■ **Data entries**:
+++

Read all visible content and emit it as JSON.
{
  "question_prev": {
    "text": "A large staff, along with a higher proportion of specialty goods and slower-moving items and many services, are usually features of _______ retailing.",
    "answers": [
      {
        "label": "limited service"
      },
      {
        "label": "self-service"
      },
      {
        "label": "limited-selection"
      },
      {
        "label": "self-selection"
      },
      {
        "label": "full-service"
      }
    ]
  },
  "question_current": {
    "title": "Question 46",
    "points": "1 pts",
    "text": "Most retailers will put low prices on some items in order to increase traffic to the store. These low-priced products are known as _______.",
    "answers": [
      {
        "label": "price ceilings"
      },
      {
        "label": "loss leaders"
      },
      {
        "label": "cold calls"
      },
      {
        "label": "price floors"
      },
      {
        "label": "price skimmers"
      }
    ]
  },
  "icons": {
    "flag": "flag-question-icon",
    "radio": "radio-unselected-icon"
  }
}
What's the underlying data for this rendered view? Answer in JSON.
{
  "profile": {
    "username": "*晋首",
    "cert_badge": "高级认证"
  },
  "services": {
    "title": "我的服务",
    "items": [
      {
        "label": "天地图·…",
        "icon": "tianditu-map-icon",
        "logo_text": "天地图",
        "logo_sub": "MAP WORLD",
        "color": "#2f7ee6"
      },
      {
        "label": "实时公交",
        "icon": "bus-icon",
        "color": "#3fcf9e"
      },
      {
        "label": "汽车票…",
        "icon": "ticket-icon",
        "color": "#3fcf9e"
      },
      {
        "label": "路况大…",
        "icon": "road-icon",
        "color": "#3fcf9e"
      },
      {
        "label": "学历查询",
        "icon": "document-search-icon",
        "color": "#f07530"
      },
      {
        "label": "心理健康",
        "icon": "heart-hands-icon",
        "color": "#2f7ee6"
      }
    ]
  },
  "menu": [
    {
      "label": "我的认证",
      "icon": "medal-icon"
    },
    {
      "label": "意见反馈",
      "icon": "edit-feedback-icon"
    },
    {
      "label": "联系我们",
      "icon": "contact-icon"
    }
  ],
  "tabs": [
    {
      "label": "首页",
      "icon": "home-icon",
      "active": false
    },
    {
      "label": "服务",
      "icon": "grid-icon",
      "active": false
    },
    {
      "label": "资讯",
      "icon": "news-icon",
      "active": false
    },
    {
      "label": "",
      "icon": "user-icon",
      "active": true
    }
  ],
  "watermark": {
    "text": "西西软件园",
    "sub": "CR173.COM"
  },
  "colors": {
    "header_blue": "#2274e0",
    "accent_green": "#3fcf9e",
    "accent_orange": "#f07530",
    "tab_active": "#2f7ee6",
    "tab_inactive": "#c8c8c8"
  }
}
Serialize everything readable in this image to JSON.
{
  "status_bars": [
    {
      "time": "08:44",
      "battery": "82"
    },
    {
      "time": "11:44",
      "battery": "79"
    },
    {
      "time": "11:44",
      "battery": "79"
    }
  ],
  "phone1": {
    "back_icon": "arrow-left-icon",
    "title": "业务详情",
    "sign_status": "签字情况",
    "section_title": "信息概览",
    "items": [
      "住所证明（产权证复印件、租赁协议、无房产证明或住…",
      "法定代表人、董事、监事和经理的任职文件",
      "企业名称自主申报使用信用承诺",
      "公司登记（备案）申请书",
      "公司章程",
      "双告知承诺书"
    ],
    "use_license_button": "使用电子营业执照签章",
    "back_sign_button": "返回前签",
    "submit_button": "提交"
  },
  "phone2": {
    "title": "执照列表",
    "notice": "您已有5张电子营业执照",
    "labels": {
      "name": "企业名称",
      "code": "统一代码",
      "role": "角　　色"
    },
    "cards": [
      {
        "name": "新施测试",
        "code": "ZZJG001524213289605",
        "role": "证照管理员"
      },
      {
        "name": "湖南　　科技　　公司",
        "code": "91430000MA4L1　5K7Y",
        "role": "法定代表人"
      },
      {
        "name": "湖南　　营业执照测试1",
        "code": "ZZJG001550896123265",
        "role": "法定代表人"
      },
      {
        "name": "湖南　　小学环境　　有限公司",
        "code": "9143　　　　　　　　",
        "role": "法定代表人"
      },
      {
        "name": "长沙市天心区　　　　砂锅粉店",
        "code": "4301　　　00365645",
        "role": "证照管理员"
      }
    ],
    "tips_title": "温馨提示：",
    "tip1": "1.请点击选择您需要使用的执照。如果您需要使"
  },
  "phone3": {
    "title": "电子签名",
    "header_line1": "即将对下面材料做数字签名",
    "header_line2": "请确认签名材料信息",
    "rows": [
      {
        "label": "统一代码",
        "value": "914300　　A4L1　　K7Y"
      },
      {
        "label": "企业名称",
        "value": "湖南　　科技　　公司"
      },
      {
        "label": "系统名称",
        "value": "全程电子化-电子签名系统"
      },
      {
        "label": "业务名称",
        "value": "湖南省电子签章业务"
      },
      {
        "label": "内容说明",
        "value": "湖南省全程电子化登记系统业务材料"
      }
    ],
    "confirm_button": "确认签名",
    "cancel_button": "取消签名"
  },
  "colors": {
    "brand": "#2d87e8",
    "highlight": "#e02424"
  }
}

+++

■ **SHORT PROBLEM**: Produce an exact copy of all the records.

■ **RIGHT ANSWER**:
Read all visible content and emit it as JSON.
{
  "question_prev": {
    "text": "A large staff, along with a higher proportion of specialty goods and slower-moving items and many services, are usually features of _______ retailing.",
    "answers": [
      {
        "label": "limited service"
      },
      {
        "label": "self-service"
      },
      {
        "label": "limited-selection"
      },
      {
        "label": "self-selection"
      },
      {
        "label": "full-service"
      }
    ]
  },
  "question_current": {
    "title": "Question 46",
    "points": "1 pts",
    "text": "Most retailers will put low prices on some items in order to increase traffic to the store. These low-priced products are known as _______.",
    "answers": [
      {
        "label": "price ceilings"
      },
      {
        "label": "loss leaders"
      },
      {
        "label": "cold calls"
      },
      {
        "label": "price floors"
      },
      {
        "label": "price skimmers"
      }
    ]
  },
  "icons": {
    "flag": "flag-question-icon",
    "radio": "radio-unselected-icon"
  }
}
What's the underlying data for this rendered view? Answer in JSON.
{
  "profile": {
    "username": "*晋首",
    "cert_badge": "高级认证"
  },
  "services": {
    "title": "我的服务",
    "items": [
      {
        "label": "天地图·…",
        "icon": "tianditu-map-icon",
        "logo_text": "天地图",
        "logo_sub": "MAP WORLD",
        "color": "#2f7ee6"
      },
      {
        "label": "实时公交",
        "icon": "bus-icon",
        "color": "#3fcf9e"
      },
      {
        "label": "汽车票…",
        "icon": "ticket-icon",
        "color": "#3fcf9e"
      },
      {
        "label": "路况大…",
        "icon": "road-icon",
        "color": "#3fcf9e"
      },
      {
        "label": "学历查询",
        "icon": "document-search-icon",
        "color": "#f07530"
      },
      {
        "label": "心理健康",
        "icon": "heart-hands-icon",
        "color": "#2f7ee6"
      }
    ]
  },
  "menu": [
    {
      "label": "我的认证",
      "icon": "medal-icon"
    },
    {
      "label": "意见反馈",
      "icon": "edit-feedback-icon"
    },
    {
      "label": "联系我们",
      "icon": "contact-icon"
    }
  ],
  "tabs": [
    {
      "label": "首页",
      "icon": "home-icon",
      "active": false
    },
    {
      "label": "服务",
      "icon": "grid-icon",
      "active": false
    },
    {
      "label": "资讯",
      "icon": "news-icon",
      "active": false
    },
    {
      "label": "",
      "icon": "user-icon",
      "active": true
    }
  ],
  "watermark": {
    "text": "西西软件园",
    "sub": "CR173.COM"
  },
  "colors": {
    "header_blue": "#2274e0",
    "accent_green": "#3fcf9e",
    "accent_orange": "#f07530",
    "tab_active": "#2f7ee6",
    "tab_inactive": "#c8c8c8"
  }
}
Serialize everything readable in this image to JSON.
{
  "status_bars": [
    {
      "time": "08:44",
      "battery": "82"
    },
    {
      "time": "11:44",
      "battery": "79"
    },
    {
      "time": "11:44",
      "battery": "79"
    }
  ],
  "phone1": {
    "back_icon": "arrow-left-icon",
    "title": "业务详情",
    "sign_status": "签字情况",
    "section_title": "信息概览",
    "items": [
      "住所证明（产权证复印件、租赁协议、无房产证明或住…",
      "法定代表人、董事、监事和经理的任职文件",
      "企业名称自主申报使用信用承诺",
      "公司登记（备案）申请书",
      "公司章程",
      "双告知承诺书"
    ],
    "use_license_button": "使用电子营业执照签章",
    "back_sign_button": "返回前签",
    "submit_button": "提交"
  },
  "phone2": {
    "title": "执照列表",
    "notice": "您已有5张电子营业执照",
    "labels": {
      "name": "企业名称",
      "code": "统一代码",
      "role": "角　　色"
    },
    "cards": [
      {
        "name": "新施测试",
        "code": "ZZJG001524213289605",
        "role": "证照管理员"
      },
      {
        "name": "湖南　　科技　　公司",
        "code": "91430000MA4L1　5K7Y",
        "role": "法定代表人"
      },
      {
        "name": "湖南　　营业执照测试1",
        "code": "ZZJG001550896123265",
        "role": "法定代表人"
      },
      {
        "name": "湖南　　小学环境　　有限公司",
        "code": "9143　　　　　　　　",
        "role": "法定代表人"
      },
      {
        "name": "长沙市天心区　　　　砂锅粉店",
        "code": "4301　　　00365645",
        "role": "证照管理员"
      }
    ],
    "tips_title": "温馨提示：",
    "tip1": "1.请点击选择您需要使用的执照。如果您需要使"
  },
  "phone3": {
    "title": "电子签名",
    "header_line1": "即将对下面材料做数字签名",
    "header_line2": "请确认签名材料信息",
    "rows": [
      {
        "label": "统一代码",
        "value": "914300　　A4L1　　K7Y"
      },
      {
        "label": "企业名称",
        "value": "湖南　　科技　　公司"
      },
      {
        "label": "系统名称",
        "value": "全程电子化-电子签名系统"
      },
      {
        "label": "业务名称",
        "value": "湖南省电子签章业务"
      },
      {
        "label": "内容说明",
        "value": "湖南省全程电子化登记系统业务材料"
      }
    ],
    "confirm_button": "确认签名",
    "cancel_button": "取消签名"
  },
  "colors": {
    "brand": "#2d87e8",
    "highlight": "#e02424"
  }
}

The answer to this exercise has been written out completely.